Required task ▸
Which lines in the records below contain the word "needed"? Copy each of them.

--------

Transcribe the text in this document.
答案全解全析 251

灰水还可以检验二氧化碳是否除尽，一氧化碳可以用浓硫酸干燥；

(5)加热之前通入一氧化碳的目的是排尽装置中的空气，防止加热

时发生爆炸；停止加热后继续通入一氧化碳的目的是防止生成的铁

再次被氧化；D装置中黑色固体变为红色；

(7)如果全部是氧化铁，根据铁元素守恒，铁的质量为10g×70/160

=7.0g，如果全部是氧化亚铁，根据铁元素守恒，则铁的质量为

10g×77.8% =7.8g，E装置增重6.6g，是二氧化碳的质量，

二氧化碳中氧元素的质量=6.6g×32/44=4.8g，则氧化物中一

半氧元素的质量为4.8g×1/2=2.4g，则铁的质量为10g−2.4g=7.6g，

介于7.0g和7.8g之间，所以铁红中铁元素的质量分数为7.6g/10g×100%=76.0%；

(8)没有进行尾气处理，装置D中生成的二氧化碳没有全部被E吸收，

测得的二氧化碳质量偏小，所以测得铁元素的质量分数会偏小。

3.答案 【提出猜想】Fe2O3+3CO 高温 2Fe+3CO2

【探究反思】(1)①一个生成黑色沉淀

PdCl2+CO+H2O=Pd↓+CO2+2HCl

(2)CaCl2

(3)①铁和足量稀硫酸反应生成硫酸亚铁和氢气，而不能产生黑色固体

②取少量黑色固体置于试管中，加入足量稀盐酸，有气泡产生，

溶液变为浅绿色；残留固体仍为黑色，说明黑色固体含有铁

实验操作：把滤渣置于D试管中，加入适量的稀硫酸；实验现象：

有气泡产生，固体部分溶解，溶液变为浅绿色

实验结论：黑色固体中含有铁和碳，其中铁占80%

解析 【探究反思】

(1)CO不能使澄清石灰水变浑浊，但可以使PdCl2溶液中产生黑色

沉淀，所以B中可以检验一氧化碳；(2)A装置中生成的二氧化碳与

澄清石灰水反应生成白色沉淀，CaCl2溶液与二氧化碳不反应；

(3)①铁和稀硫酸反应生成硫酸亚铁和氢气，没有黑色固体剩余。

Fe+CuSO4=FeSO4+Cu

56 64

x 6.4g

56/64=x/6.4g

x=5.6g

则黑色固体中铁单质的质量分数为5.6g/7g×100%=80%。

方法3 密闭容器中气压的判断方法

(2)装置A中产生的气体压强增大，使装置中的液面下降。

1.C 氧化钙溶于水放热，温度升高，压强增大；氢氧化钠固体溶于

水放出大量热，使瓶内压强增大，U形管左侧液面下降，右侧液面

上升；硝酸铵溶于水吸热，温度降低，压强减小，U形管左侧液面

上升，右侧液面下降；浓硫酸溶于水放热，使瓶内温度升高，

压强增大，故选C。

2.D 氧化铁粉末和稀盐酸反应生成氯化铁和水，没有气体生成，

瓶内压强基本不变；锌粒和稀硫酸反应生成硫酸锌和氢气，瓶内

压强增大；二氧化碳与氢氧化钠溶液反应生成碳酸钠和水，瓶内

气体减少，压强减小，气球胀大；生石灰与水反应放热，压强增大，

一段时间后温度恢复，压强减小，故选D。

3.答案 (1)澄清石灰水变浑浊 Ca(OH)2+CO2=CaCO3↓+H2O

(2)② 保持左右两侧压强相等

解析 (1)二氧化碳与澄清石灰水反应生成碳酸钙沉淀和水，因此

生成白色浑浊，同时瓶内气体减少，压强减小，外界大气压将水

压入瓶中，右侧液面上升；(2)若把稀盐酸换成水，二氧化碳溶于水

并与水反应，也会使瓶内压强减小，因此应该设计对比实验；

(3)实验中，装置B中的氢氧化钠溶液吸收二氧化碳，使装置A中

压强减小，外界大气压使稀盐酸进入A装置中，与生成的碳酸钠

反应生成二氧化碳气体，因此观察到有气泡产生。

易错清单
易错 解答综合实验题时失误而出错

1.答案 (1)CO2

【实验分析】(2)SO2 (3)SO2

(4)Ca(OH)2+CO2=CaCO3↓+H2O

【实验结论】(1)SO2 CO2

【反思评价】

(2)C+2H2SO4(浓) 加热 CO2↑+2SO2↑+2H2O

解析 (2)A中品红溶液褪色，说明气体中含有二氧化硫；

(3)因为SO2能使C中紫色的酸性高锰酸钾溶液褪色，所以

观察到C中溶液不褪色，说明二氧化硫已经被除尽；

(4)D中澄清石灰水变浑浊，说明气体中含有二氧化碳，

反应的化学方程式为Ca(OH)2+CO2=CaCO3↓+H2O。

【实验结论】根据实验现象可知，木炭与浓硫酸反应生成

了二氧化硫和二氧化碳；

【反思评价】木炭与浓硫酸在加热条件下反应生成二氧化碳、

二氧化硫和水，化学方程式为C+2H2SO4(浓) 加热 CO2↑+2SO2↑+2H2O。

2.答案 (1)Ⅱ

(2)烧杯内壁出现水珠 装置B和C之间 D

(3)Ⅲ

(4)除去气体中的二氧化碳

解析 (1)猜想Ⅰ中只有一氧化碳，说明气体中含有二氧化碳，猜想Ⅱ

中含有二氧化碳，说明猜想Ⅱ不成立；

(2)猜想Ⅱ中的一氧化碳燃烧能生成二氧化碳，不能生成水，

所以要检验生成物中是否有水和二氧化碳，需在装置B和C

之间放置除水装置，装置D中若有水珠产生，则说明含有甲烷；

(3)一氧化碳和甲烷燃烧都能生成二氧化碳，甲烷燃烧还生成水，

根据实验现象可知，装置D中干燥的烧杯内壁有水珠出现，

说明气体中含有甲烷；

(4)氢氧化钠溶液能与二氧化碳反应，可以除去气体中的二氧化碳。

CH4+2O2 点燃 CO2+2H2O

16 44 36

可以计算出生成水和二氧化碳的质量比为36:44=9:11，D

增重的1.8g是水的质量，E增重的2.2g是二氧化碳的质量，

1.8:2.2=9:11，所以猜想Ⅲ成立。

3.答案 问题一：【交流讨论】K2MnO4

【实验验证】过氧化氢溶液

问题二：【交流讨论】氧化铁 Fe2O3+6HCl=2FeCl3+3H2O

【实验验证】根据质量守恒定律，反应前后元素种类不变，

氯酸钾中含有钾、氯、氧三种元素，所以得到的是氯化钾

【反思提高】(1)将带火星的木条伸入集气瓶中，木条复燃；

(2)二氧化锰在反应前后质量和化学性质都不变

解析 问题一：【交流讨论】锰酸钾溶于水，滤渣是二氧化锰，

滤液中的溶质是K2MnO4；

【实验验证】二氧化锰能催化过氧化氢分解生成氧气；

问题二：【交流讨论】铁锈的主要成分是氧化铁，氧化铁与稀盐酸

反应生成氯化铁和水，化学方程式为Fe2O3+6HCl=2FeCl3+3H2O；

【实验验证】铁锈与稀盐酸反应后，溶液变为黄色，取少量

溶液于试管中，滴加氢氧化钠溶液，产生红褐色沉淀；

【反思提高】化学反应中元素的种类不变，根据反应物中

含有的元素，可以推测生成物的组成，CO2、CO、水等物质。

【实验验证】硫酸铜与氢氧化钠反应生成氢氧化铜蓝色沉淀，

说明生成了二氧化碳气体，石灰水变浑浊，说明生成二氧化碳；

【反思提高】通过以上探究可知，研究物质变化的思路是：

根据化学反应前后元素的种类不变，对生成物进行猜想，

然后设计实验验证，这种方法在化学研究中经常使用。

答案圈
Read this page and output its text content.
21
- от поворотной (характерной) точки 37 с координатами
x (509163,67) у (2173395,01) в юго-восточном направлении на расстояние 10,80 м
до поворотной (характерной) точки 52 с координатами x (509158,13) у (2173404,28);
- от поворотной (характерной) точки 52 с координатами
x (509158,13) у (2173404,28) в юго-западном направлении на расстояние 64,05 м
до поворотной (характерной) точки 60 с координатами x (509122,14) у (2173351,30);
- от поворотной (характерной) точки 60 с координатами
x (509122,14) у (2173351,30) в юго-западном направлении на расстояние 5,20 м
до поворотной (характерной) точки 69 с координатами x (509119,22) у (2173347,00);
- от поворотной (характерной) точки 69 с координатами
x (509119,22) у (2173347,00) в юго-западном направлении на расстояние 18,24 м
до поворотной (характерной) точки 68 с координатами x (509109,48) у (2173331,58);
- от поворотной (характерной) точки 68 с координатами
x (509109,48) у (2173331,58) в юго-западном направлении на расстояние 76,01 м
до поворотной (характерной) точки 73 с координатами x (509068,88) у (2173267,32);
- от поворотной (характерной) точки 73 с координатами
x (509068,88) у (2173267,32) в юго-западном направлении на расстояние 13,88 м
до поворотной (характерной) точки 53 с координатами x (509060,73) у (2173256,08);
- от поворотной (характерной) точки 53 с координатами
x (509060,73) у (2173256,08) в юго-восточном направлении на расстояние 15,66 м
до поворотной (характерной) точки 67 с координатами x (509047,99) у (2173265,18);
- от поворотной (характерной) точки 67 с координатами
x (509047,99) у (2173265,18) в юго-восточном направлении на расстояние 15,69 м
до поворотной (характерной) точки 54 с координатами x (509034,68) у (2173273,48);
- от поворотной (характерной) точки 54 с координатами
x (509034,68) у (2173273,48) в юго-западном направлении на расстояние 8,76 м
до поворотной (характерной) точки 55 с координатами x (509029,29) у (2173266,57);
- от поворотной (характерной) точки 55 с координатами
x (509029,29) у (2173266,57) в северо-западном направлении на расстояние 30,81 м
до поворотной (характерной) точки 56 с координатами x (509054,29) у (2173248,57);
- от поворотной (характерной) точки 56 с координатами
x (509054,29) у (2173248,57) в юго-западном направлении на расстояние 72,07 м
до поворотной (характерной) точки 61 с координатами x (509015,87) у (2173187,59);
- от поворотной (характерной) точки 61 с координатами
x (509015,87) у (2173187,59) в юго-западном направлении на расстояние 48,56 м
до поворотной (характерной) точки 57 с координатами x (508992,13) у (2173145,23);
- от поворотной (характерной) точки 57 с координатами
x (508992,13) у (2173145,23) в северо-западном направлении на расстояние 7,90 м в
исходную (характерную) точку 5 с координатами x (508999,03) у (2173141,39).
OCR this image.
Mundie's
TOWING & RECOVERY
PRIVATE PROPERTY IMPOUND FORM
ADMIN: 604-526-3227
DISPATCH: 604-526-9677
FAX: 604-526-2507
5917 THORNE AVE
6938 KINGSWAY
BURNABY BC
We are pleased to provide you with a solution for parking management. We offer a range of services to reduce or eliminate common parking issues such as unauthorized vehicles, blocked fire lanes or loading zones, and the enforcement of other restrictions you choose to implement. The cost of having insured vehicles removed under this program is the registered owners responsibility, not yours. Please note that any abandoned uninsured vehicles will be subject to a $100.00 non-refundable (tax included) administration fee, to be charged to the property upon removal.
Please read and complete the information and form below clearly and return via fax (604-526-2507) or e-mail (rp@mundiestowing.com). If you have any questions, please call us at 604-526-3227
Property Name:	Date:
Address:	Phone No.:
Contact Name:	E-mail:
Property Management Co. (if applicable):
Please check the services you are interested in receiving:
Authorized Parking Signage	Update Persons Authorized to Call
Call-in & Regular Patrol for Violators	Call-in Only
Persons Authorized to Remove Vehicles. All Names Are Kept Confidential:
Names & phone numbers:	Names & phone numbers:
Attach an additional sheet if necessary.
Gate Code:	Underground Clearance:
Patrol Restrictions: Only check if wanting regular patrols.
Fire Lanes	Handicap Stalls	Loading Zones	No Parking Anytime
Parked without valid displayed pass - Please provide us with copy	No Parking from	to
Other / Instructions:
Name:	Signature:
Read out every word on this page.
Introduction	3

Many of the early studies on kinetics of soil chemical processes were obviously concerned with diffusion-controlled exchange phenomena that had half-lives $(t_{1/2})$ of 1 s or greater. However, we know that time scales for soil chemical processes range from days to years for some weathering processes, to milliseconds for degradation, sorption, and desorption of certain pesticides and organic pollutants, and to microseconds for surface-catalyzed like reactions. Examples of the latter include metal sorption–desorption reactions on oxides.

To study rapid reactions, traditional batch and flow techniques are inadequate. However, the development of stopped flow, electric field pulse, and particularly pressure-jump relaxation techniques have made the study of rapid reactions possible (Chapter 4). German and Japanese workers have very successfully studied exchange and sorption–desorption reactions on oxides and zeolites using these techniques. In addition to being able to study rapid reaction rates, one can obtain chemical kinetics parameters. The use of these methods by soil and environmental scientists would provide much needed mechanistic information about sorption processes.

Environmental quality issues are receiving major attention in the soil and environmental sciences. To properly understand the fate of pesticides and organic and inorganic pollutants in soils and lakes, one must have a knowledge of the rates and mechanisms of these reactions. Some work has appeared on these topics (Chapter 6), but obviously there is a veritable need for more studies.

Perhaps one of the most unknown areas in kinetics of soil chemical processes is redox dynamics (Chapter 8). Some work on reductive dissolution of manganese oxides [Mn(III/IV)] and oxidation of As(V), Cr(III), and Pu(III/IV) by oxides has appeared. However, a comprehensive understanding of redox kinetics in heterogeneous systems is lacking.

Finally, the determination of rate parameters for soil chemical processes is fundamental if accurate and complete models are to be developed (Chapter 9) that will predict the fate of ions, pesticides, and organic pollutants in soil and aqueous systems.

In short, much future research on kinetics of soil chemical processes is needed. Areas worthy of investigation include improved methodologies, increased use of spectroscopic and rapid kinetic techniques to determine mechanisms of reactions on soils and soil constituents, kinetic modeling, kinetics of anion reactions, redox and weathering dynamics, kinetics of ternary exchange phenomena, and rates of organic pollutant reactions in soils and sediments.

--------

Finished answer ▸
To study rapid reactions, traditional batch and flow techniques are inadequate. However, the development of stopped flow, electric field pulse, and particularly pressure-jump relaxation techniques have made the study of rapid reactions possible (Chapter 4). German and Japanese workers have very successfully studied exchange and sorption–desorption reactions on oxides and zeolites using these techniques. In addition to being able to study rapid reaction rates, one can obtain chemical kinetics parameters. The use of these methods by soil and environmental scientists would provide much needed mechanistic information about sorption processes.
In short, much future research on kinetics of soil chemical processes is needed. Areas worthy of investigation include improved methodologies, increased use of spectroscopic and rapid kinetic techniques to determine mechanisms of reactions on soils and soil constituents, kinetic modeling, kinetics of anion reactions, redox and weathering dynamics, kinetics of ternary exchange phenomena, and rates of organic pollutant reactions in soils and sediments.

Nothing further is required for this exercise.